** Begin DATA FOR THIS EXERCISE **
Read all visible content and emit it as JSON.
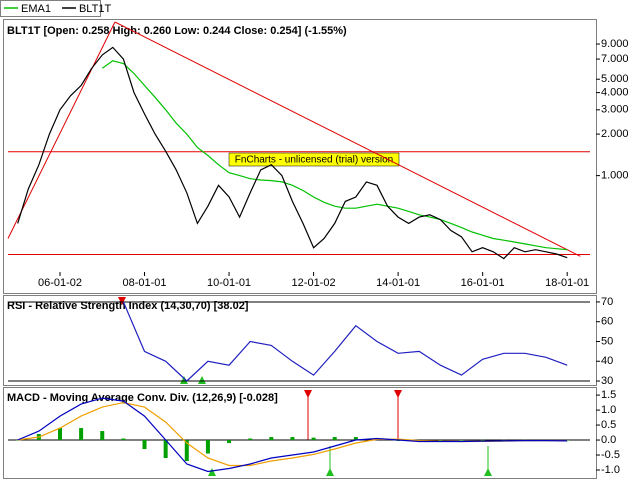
{
  "chart_data": [
    {
      "type": "line",
      "title": "BLT1T [Open: 0.258 High: 0.260 Low: 0.244 Close: 0.254] (-1.55%)",
      "annotation": "FnCharts - unlicensed (trial) version",
      "log": true,
      "x": [
        2005,
        2005.25,
        2005.5,
        2005.75,
        2006,
        2006.25,
        2006.5,
        2006.75,
        2007,
        2007.25,
        2007.5,
        2007.75,
        2008,
        2008.25,
        2008.5,
        2008.75,
        2009,
        2009.25,
        2009.5,
        2009.75,
        2010,
        2010.25,
        2010.5,
        2010.75,
        2011,
        2011.25,
        2011.5,
        2011.75,
        2012,
        2012.25,
        2012.5,
        2012.75,
        2013,
        2013.25,
        2013.5,
        2013.75,
        2014,
        2014.25,
        2014.5,
        2014.75,
        2015,
        2015.25,
        2015.5,
        2015.75,
        2016,
        2016.25,
        2016.5,
        2016.75,
        2017,
        2017.25,
        2017.5,
        2017.75,
        2018
      ],
      "series": [
        {
          "name": "EMA1",
          "color": "#00c000",
          "values": [
            null,
            null,
            null,
            null,
            null,
            null,
            null,
            null,
            6.0,
            6.8,
            6.5,
            5.5,
            4.5,
            3.7,
            3.0,
            2.4,
            2.0,
            1.6,
            1.4,
            1.2,
            1.05,
            1.0,
            0.95,
            0.93,
            0.92,
            0.9,
            0.85,
            0.78,
            0.7,
            0.64,
            0.6,
            0.58,
            0.58,
            0.6,
            0.62,
            0.6,
            0.58,
            0.55,
            0.52,
            0.5,
            0.48,
            0.45,
            0.42,
            0.39,
            0.37,
            0.35,
            0.34,
            0.33,
            0.32,
            0.31,
            0.3,
            0.295,
            0.29
          ]
        },
        {
          "name": "BLT1T",
          "color": "#000000",
          "values": [
            0.45,
            0.8,
            1.2,
            2.0,
            3.0,
            3.8,
            4.5,
            6.0,
            7.5,
            8.5,
            7,
            4,
            2.8,
            2.0,
            1.5,
            1.1,
            0.75,
            0.45,
            0.6,
            0.85,
            0.7,
            0.5,
            0.75,
            1.1,
            1.2,
            1.0,
            0.65,
            0.45,
            0.3,
            0.35,
            0.45,
            0.65,
            0.7,
            0.9,
            0.85,
            0.6,
            0.5,
            0.45,
            0.5,
            0.52,
            0.48,
            0.4,
            0.36,
            0.28,
            0.3,
            0.28,
            0.25,
            0.3,
            0.28,
            0.29,
            0.28,
            0.27,
            0.254
          ]
        }
      ],
      "line_color": "#e00000",
      "lines": [
        {
          "x": [
            2004.77,
            2007.3
          ],
          "values": [
            0.35,
            13
          ]
        },
        {
          "x": [
            2007.3,
            2018.31
          ],
          "values": [
            13,
            0.26
          ]
        },
        {
          "x": [
            2004.77,
            2018.54
          ],
          "values": [
            1.49,
            1.49
          ]
        },
        {
          "x": [
            2004.77,
            2018.54
          ],
          "values": [
            0.268,
            0.268
          ]
        }
      ],
      "xlim": [
        2004.77,
        2018.54
      ],
      "xticks": [
        {
          "value": 2006,
          "label": "06-01-02"
        },
        {
          "value": 2008,
          "label": "08-01-01"
        },
        {
          "value": 2010,
          "label": "10-01-01"
        },
        {
          "value": 2012,
          "label": "12-01-02"
        },
        {
          "value": 2014,
          "label": "14-01-01"
        },
        {
          "value": 2016,
          "label": "16-01-01"
        },
        {
          "value": 2018,
          "label": "18-01-01"
        }
      ],
      "ylim": [
        0.2,
        13
      ],
      "yticks": [
        {
          "value": 9,
          "label": "9.000"
        },
        {
          "value": 7,
          "label": "7.000"
        },
        {
          "value": 5,
          "label": "5.000"
        },
        {
          "value": 4,
          "label": "4.000"
        },
        {
          "value": 3,
          "label": "3.000"
        },
        {
          "value": 2,
          "label": "2.000"
        },
        {
          "value": 1,
          "label": "1.000"
        }
      ]
    },
    {
      "type": "line",
      "title": "RSI - Relative Strength Index (14,30,70) [38.02]",
      "x": [
        2005,
        2005.5,
        2006,
        2006.5,
        2007,
        2007.5,
        2008,
        2008.5,
        2009,
        2009.5,
        2010,
        2010.5,
        2011,
        2011.5,
        2012,
        2012.5,
        2013,
        2013.5,
        2014,
        2014.5,
        2015,
        2015.5,
        2016,
        2016.5,
        2017,
        2017.5,
        2018
      ],
      "series": [
        {
          "color": "#2020c0",
          "values": [
            null,
            null,
            null,
            null,
            null,
            70,
            45,
            40,
            30,
            40,
            38,
            50,
            48,
            40,
            33,
            45,
            58,
            50,
            44,
            45,
            38,
            33,
            41,
            44,
            44,
            42,
            38.02
          ]
        }
      ],
      "levels": [
        30,
        70
      ],
      "xlim": [
        2004.77,
        2018.54
      ],
      "ylim": [
        29,
        72.5
      ],
      "yticks": [
        30,
        40,
        50,
        60,
        70
      ]
    },
    {
      "type": "line",
      "title": "MACD - Moving Average Conv. Div. (12,26,9) [-0.028]",
      "x": [
        2005,
        2005.5,
        2006,
        2006.5,
        2007,
        2007.5,
        2008,
        2008.5,
        2009,
        2009.5,
        2010,
        2010.5,
        2011,
        2011.5,
        2012,
        2012.5,
        2013,
        2013.5,
        2014,
        2014.5,
        2015,
        2015.5,
        2016,
        2016.5,
        2017,
        2017.5,
        2018
      ],
      "series": [
        {
          "type": "bar",
          "color": "#00a000",
          "values": [
            0,
            0.2,
            0.4,
            0.4,
            0.3,
            0.05,
            -0.3,
            -0.6,
            -0.7,
            -0.45,
            -0.1,
            0.05,
            0.1,
            0.1,
            0.08,
            0.1,
            0.1,
            0.03,
            -0.03,
            -0.03,
            -0.01,
            0,
            0.005,
            0.005,
            0.005,
            0,
            -0.003
          ]
        },
        {
          "color": "#f0a000",
          "values": [
            0,
            0.1,
            0.4,
            0.8,
            1.1,
            1.25,
            1.1,
            0.6,
            -0.1,
            -0.6,
            -0.85,
            -0.85,
            -0.7,
            -0.6,
            -0.48,
            -0.3,
            -0.1,
            0.02,
            0.03,
            -0.02,
            -0.04,
            -0.05,
            -0.045,
            -0.035,
            -0.025,
            -0.02,
            -0.025
          ]
        },
        {
          "color": "#0000c0",
          "values": [
            0,
            0.3,
            0.8,
            1.2,
            1.4,
            1.3,
            0.8,
            0.0,
            -0.8,
            -1.05,
            -0.95,
            -0.8,
            -0.6,
            -0.5,
            -0.4,
            -0.2,
            0.0,
            0.05,
            0.0,
            -0.05,
            -0.05,
            -0.05,
            -0.04,
            -0.03,
            -0.02,
            -0.02,
            -0.028
          ]
        }
      ],
      "levels": [
        0
      ],
      "xlim": [
        2004.77,
        2018.54
      ],
      "ylim": [
        -1.2,
        1.67
      ],
      "yticks": [
        1.5,
        {
          "value": 1,
          "label": "1.0"
        },
        0.5,
        {
          "value": 0,
          "label": "0.0"
        },
        -0.5,
        {
          "value": -1,
          "label": "-1.0"
        }
      ]
    }
  ]
}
** End DATA FOR THIS EXERCISE **
- EXERCISE TASK -
Work out how many lines above contain the word "title". Give only the number.

- ANSWER TO THE PROBLEM -
3